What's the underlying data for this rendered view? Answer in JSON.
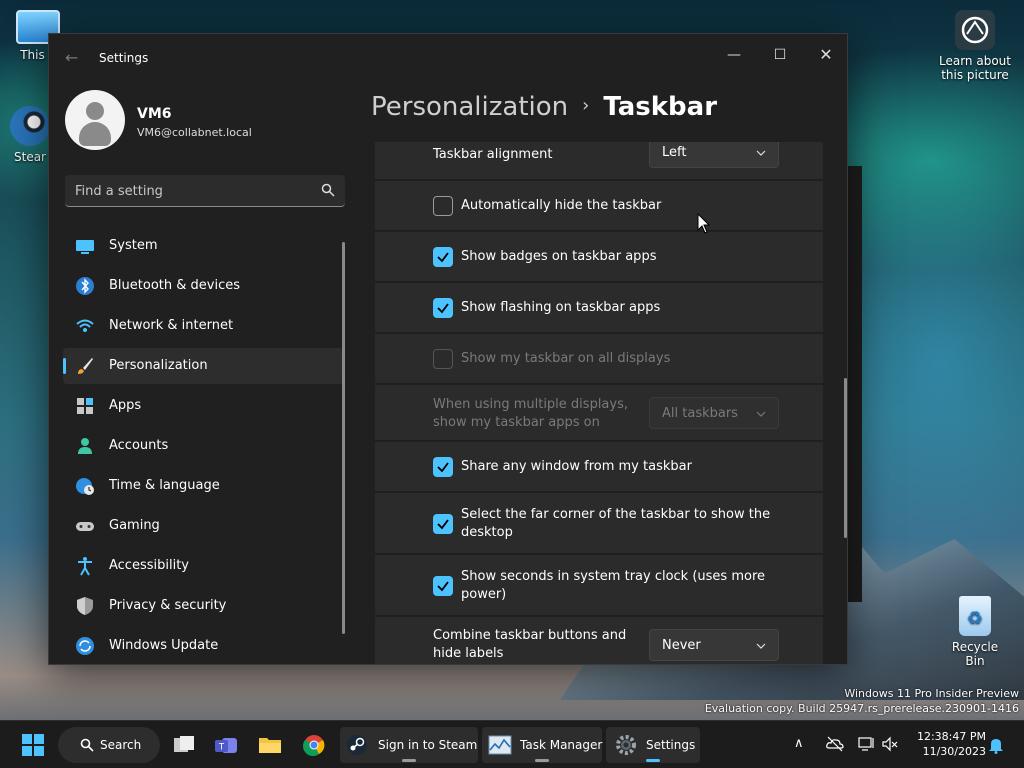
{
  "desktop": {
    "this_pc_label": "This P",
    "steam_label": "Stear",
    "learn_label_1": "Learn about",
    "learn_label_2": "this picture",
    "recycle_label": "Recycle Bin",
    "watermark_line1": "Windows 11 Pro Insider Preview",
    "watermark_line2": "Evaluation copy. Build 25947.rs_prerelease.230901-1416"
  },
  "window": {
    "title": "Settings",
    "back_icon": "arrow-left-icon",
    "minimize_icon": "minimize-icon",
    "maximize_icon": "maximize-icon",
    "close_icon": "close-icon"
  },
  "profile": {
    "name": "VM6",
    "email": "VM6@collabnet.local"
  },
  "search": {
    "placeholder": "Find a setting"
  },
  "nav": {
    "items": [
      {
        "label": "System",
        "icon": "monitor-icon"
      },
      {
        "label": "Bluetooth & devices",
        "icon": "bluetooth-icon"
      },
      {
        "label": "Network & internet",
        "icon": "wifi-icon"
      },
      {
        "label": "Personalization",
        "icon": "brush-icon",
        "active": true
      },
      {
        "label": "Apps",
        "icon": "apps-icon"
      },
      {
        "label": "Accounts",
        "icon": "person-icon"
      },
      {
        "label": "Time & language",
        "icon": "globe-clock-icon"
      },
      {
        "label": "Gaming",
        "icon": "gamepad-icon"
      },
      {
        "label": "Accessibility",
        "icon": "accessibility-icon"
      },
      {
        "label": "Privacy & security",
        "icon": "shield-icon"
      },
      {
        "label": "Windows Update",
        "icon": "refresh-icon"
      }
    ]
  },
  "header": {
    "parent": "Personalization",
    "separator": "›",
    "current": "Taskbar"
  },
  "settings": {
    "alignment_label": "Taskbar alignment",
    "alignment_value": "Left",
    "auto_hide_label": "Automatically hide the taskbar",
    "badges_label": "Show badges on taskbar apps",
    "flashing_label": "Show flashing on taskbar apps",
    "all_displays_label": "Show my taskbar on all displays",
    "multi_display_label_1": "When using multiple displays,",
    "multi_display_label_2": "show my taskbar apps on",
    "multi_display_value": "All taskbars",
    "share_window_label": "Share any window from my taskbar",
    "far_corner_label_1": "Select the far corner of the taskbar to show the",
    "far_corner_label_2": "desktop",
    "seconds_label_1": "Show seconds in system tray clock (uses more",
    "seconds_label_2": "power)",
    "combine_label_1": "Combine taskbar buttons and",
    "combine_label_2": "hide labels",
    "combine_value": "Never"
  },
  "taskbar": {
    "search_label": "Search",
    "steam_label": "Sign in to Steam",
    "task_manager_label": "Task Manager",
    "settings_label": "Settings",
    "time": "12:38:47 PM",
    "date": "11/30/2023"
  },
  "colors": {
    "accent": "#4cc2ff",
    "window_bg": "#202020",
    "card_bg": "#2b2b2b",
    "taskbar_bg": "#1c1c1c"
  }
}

*-*-*

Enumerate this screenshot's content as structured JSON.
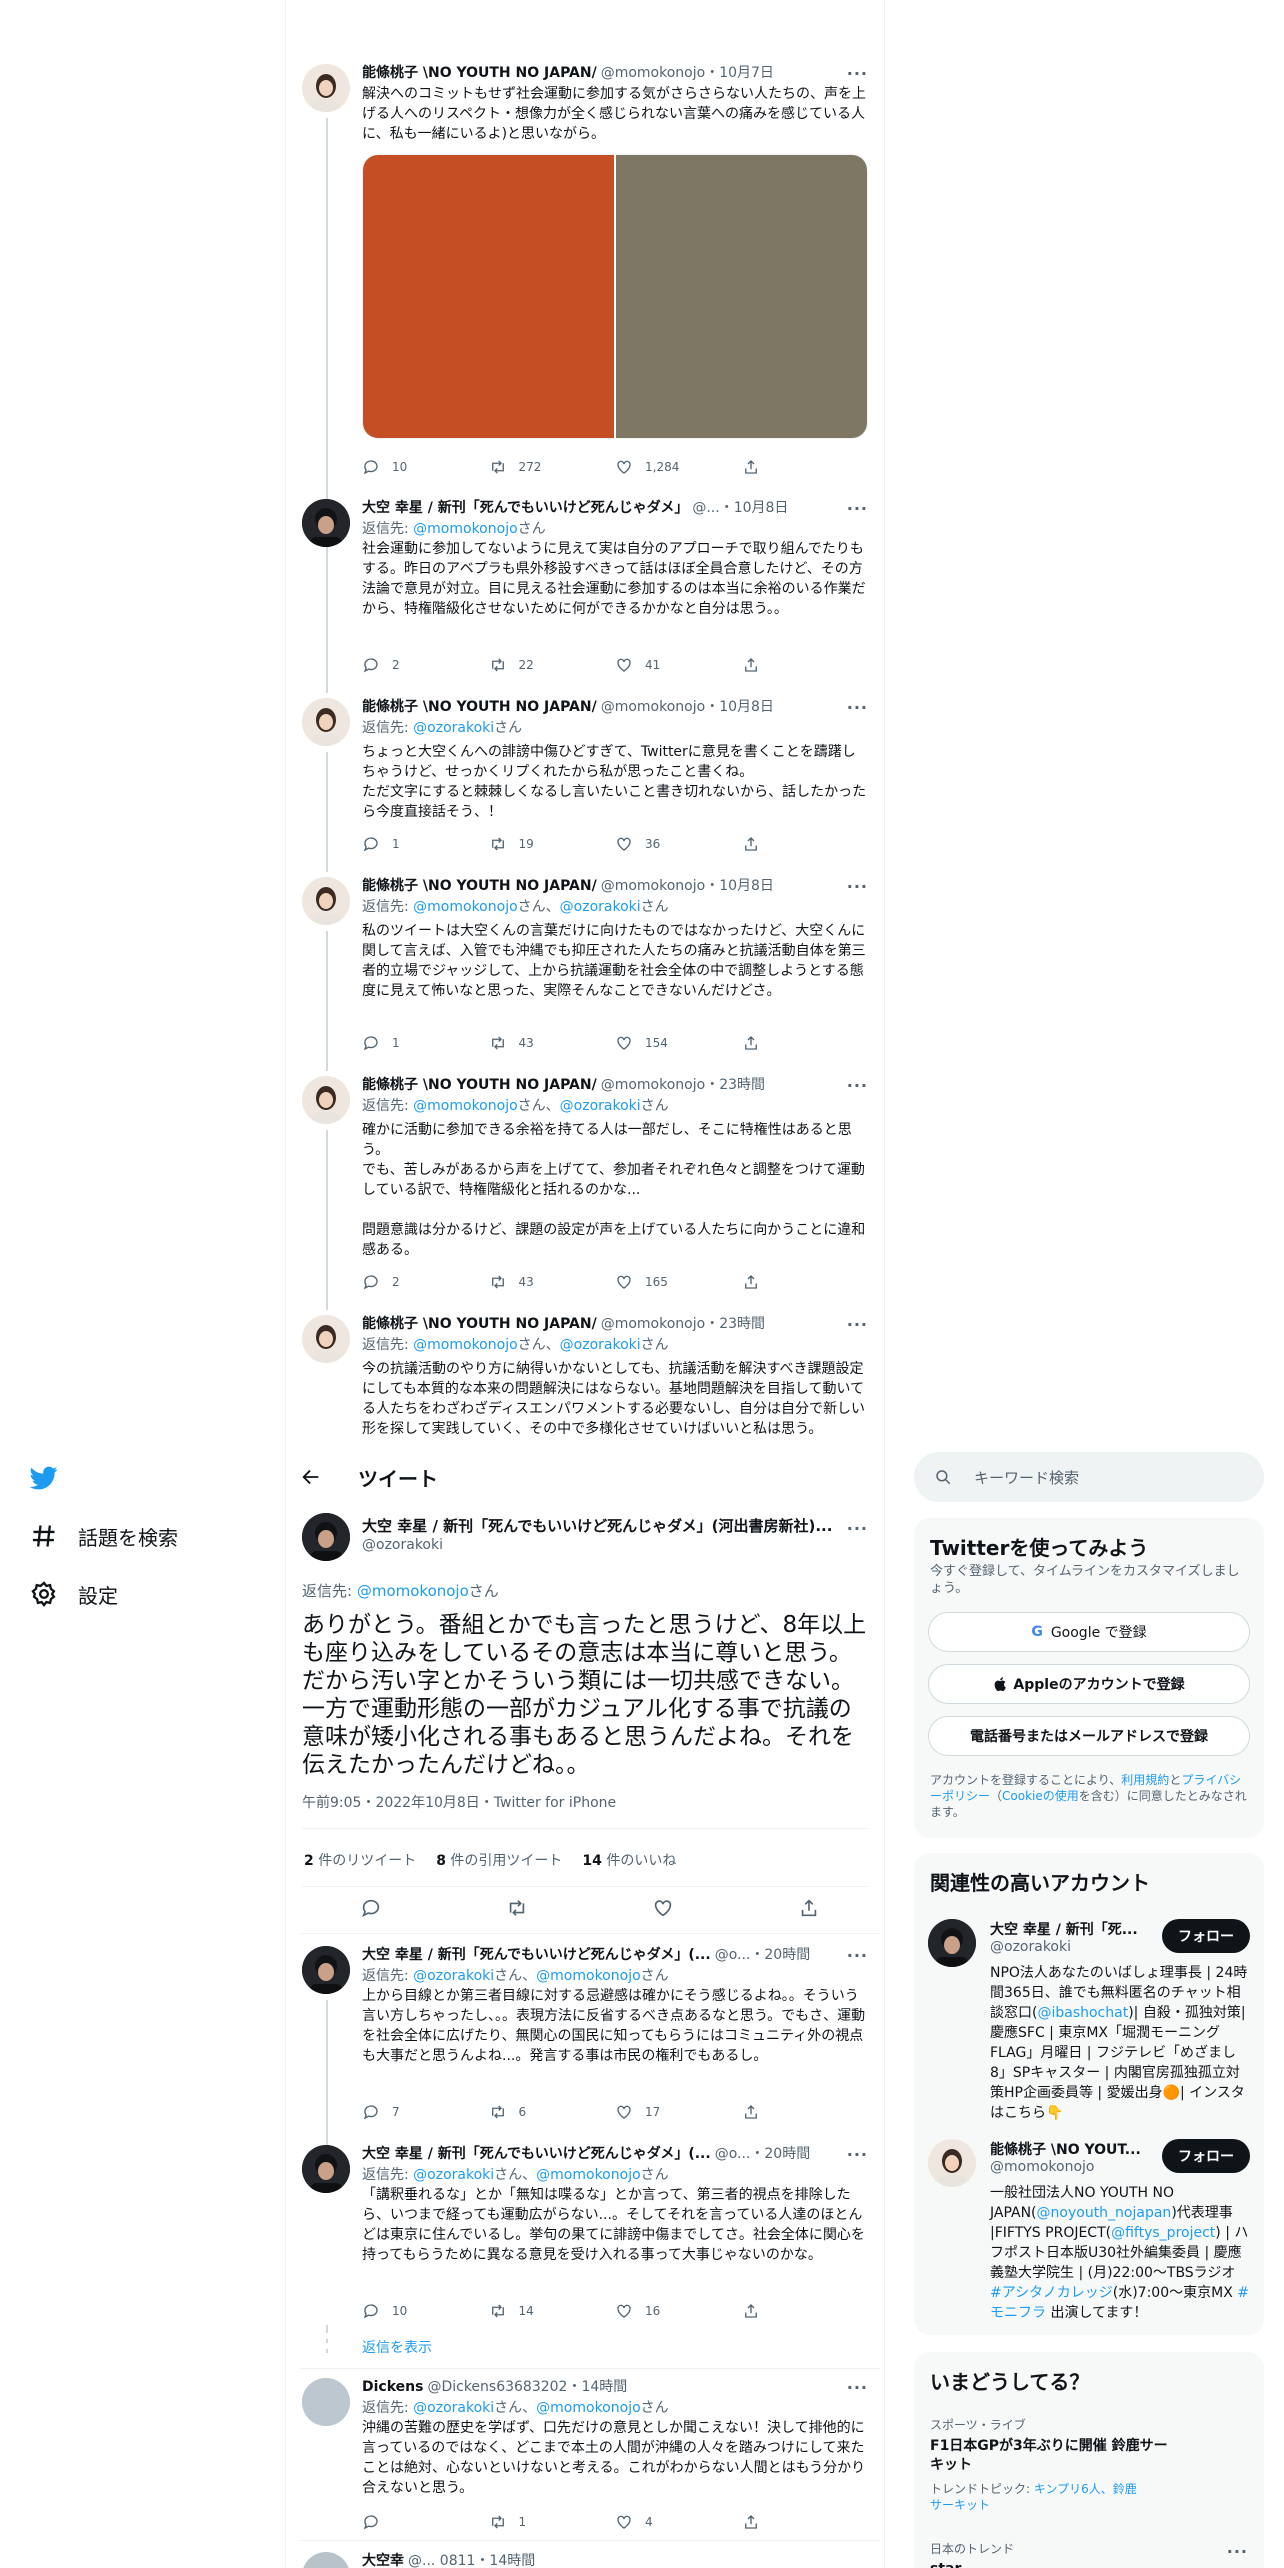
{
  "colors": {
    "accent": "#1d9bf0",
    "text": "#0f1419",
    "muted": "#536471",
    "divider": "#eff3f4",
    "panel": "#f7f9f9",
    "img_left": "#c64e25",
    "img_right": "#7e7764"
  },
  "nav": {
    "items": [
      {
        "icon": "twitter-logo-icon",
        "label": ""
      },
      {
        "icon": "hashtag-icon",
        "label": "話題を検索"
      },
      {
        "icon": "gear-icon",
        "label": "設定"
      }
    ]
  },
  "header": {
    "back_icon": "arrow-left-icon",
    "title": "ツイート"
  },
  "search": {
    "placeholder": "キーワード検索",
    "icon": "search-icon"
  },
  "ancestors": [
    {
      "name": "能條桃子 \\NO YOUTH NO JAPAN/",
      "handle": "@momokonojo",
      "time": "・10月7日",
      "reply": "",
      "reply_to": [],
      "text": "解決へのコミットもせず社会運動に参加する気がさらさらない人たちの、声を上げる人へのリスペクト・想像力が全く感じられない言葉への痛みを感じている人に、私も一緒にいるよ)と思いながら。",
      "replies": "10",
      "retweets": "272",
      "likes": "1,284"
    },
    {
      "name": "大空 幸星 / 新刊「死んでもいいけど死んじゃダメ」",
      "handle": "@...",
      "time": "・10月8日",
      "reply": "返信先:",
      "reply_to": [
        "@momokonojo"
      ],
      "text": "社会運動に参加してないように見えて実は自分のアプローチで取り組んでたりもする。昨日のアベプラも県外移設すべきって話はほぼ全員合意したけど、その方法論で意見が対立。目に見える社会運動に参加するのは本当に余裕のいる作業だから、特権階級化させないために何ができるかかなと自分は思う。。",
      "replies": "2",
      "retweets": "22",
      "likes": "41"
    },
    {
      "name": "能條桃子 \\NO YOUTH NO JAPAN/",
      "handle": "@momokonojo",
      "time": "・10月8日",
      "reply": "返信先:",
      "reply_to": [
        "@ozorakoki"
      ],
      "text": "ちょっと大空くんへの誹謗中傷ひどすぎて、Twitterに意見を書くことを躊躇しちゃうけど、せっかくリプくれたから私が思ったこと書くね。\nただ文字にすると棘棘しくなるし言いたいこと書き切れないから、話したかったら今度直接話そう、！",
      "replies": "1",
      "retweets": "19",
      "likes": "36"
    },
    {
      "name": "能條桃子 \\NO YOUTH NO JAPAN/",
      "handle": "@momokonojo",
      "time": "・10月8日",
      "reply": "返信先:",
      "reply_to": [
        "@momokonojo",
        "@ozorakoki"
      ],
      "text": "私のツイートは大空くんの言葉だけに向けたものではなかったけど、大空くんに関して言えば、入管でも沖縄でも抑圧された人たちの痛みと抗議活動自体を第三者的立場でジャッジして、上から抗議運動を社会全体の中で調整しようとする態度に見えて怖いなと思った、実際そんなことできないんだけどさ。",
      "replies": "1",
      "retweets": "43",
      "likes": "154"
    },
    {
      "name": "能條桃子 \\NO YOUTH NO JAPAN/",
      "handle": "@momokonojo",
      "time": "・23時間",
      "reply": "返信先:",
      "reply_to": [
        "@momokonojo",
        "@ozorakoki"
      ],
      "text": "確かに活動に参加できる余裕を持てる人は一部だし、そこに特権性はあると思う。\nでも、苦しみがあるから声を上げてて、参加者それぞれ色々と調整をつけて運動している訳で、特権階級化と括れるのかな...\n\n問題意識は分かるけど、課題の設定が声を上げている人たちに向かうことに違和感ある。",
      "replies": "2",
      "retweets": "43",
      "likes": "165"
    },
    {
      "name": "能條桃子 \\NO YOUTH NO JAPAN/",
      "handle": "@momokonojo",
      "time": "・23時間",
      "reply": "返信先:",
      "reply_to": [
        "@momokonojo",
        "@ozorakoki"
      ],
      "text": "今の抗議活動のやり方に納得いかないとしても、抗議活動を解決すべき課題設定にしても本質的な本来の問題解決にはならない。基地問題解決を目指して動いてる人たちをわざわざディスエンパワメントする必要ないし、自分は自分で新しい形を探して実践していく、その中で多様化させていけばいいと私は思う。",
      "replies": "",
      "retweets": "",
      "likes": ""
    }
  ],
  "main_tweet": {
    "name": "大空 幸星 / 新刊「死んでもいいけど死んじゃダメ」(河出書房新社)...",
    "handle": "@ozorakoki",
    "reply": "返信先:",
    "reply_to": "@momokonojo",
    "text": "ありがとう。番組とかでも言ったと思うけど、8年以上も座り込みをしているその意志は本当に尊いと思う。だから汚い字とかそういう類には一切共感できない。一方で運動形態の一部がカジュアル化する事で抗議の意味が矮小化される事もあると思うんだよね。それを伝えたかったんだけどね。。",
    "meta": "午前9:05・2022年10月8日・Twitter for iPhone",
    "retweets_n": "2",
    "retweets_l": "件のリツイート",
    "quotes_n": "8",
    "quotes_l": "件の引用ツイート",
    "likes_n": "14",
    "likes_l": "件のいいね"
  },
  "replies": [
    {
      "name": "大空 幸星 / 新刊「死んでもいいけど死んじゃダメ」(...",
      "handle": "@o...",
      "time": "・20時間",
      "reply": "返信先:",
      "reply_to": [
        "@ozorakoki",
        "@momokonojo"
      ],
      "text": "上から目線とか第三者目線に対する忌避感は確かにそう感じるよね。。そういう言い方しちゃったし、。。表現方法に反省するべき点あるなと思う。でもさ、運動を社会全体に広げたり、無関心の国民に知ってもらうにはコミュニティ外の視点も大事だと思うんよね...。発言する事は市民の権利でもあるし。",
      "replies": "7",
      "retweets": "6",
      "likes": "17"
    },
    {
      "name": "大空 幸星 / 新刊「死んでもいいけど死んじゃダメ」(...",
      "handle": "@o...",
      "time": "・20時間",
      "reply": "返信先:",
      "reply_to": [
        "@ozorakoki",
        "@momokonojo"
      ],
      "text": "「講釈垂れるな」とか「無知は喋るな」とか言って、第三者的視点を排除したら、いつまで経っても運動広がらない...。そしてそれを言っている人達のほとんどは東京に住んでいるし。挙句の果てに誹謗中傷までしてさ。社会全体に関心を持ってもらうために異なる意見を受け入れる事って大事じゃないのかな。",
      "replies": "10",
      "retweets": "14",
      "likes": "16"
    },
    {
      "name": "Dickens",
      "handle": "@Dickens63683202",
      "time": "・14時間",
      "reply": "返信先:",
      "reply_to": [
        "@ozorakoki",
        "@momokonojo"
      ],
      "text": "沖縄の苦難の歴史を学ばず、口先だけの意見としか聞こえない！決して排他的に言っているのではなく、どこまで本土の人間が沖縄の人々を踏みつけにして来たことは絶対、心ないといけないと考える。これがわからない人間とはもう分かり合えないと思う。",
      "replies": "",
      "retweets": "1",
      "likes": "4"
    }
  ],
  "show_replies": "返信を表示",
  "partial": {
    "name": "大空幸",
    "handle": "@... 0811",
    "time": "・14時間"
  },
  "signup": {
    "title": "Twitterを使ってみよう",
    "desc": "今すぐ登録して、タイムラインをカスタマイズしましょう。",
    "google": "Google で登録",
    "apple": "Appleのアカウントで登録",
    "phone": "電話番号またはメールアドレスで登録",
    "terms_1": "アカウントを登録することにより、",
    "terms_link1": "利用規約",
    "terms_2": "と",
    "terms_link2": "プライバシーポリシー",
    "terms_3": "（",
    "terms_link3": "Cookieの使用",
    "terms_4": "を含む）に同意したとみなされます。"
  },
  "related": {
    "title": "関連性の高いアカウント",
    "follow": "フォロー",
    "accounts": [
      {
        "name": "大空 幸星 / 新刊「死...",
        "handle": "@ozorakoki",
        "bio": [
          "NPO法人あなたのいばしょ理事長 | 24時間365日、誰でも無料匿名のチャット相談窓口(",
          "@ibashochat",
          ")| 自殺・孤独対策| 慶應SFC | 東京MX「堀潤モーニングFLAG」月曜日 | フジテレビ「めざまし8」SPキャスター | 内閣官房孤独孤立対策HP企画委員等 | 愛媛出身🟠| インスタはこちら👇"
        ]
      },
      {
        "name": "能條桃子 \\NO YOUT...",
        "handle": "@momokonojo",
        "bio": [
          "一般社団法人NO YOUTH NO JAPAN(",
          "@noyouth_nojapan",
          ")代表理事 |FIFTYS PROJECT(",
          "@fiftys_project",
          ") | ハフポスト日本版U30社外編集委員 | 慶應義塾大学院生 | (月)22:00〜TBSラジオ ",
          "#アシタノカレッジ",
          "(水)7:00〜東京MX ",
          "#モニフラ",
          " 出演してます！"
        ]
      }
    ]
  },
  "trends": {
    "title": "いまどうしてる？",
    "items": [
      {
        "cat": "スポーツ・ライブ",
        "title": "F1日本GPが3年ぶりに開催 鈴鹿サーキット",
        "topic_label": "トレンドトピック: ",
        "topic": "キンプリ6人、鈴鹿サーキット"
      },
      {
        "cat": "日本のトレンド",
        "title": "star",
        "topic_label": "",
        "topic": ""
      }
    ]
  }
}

*-*-*

From the listing above, return each line with the word "Windows".

ANSWER TO THIS PROBLEM:
    "watermark_line1": "Windows 11 Pro Insider Preview",
        "label": "Windows Update",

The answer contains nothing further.